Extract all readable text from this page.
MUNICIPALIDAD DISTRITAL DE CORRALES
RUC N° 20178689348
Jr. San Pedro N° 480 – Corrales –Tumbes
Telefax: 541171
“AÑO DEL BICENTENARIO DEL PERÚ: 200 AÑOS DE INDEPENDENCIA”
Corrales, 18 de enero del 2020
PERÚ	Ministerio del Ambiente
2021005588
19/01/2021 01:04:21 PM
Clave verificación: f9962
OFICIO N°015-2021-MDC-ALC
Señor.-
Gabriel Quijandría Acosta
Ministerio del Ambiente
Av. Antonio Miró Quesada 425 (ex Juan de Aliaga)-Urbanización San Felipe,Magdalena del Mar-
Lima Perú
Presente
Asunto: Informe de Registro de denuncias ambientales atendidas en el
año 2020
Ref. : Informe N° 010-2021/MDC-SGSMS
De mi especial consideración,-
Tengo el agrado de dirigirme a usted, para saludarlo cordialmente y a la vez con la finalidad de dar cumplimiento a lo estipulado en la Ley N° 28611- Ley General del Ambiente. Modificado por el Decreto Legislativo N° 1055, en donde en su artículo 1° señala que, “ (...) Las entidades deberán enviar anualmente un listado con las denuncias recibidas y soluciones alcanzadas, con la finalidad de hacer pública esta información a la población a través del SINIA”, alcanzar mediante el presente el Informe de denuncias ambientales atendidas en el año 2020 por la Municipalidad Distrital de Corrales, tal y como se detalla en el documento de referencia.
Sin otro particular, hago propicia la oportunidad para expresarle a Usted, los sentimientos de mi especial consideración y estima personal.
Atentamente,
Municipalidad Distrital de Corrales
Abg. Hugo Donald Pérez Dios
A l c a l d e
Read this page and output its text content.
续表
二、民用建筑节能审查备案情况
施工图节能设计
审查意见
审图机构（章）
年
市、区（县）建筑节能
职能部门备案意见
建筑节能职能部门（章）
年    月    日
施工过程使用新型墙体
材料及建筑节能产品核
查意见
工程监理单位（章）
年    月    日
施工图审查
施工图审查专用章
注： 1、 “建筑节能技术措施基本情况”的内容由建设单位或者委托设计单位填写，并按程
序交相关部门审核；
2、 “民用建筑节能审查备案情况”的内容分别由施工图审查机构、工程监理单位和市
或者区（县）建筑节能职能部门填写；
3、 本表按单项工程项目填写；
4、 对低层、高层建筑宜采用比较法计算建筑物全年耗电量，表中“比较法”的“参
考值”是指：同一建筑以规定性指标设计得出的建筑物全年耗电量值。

Exercise directions
Search the entries for the word "Ambiente", then gather every line that has it.

Solution
PERÚ	Ministerio del Ambiente
Ministerio del Ambiente
Tengo el agrado de dirigirme a usted, para saludarlo cordialmente y a la vez con la finalidad de dar cumplimiento a lo estipulado en la Ley N° 28611- Ley General del Ambiente. Modificado por el Decreto Legislativo N° 1055, en donde en su artículo 1° señala que, “ (...) Las entidades deberán enviar anualmente un listado con las denuncias recibidas y soluciones alcanzadas, con la finalidad de hacer pública esta información a la población a través del SINIA”, alcanzar mediante el presente el Informe de denuncias ambientales atendidas en el año 2020 por la Municipalidad Distrital de Corrales, tal y como se detalla en el documento de referencia.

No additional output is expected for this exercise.